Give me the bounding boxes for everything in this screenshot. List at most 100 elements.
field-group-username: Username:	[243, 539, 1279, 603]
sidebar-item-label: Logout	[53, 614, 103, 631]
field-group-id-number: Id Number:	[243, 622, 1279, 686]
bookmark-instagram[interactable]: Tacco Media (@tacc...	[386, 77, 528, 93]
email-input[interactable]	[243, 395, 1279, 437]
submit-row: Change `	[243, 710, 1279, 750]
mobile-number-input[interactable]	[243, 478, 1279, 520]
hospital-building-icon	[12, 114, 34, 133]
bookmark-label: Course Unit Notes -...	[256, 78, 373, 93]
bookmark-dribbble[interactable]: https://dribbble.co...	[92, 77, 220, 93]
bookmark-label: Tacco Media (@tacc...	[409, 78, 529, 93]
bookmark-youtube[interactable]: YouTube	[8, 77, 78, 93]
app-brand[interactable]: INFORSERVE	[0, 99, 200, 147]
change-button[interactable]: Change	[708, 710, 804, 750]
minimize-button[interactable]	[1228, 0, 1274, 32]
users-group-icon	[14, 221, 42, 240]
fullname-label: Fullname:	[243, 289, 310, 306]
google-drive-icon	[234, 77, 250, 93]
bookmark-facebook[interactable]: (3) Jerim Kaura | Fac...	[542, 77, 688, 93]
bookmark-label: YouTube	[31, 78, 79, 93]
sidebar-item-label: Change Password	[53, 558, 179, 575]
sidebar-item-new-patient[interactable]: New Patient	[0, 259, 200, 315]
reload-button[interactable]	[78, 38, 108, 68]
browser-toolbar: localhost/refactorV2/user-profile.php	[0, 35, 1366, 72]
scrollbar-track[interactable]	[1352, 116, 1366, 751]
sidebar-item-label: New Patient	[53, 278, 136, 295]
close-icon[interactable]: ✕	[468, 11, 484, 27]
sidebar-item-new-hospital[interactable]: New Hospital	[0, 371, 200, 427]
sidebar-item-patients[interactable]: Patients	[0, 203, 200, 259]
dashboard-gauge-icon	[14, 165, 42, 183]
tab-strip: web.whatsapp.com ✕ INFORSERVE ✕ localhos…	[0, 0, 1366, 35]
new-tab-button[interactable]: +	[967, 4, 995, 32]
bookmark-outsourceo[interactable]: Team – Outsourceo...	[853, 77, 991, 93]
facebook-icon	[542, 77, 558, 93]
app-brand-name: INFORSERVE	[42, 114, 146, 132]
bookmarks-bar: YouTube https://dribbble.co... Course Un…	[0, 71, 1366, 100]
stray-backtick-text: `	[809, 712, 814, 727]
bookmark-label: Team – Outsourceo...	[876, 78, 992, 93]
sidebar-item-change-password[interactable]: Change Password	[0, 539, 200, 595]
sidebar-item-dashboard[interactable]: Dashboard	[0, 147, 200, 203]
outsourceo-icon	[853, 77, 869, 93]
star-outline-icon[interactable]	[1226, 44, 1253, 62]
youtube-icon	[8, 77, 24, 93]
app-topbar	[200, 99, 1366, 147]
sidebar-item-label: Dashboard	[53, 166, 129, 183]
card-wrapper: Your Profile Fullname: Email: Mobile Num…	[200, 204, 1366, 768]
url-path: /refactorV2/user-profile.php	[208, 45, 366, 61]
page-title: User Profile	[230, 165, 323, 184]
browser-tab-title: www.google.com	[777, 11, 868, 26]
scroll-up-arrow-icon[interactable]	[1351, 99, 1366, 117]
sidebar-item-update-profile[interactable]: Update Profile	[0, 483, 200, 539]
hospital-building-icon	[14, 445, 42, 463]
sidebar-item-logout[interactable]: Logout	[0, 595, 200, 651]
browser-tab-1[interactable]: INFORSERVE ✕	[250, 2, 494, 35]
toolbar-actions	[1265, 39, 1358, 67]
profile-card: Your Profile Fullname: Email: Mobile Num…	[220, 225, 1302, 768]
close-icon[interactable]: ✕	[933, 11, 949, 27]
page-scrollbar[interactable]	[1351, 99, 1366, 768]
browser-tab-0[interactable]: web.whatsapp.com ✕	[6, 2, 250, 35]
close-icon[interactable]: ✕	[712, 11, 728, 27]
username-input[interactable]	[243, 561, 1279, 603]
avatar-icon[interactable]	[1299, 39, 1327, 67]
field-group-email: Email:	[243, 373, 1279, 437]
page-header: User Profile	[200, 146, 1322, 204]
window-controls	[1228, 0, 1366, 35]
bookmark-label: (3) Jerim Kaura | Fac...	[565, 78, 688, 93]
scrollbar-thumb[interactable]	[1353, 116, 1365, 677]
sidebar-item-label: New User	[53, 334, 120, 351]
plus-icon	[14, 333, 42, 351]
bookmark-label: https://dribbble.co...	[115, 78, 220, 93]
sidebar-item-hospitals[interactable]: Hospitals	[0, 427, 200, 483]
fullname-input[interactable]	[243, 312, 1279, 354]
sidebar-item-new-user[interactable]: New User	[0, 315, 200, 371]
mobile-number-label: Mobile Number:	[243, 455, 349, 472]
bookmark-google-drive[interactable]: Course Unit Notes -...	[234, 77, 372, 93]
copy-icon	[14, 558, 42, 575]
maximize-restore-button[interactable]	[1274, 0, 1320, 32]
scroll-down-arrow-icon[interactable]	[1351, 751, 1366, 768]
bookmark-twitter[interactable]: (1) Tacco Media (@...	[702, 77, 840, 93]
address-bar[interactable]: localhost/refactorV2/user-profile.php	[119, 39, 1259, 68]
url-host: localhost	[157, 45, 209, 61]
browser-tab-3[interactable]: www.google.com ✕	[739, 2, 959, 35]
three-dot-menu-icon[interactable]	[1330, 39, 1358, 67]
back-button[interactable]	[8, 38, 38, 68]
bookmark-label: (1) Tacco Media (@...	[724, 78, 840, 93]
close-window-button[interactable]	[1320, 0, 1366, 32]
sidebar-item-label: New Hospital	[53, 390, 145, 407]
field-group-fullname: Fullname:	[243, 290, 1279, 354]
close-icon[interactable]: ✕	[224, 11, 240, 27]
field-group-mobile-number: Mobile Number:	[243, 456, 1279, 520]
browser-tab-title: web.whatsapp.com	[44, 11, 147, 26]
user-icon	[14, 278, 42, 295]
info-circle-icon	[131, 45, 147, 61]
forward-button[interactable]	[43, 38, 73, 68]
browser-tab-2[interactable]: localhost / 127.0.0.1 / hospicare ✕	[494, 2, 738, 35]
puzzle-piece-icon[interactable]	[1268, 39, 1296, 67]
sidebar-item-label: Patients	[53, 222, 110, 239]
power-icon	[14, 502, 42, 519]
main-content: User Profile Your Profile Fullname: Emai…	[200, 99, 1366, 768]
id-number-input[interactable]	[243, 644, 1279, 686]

--------------------

# EXERCISE DESCRIPTION
If a line of the data above holds the string "scrollbar", count it, then give only the final number.

# EXERCISE SOLUTION
3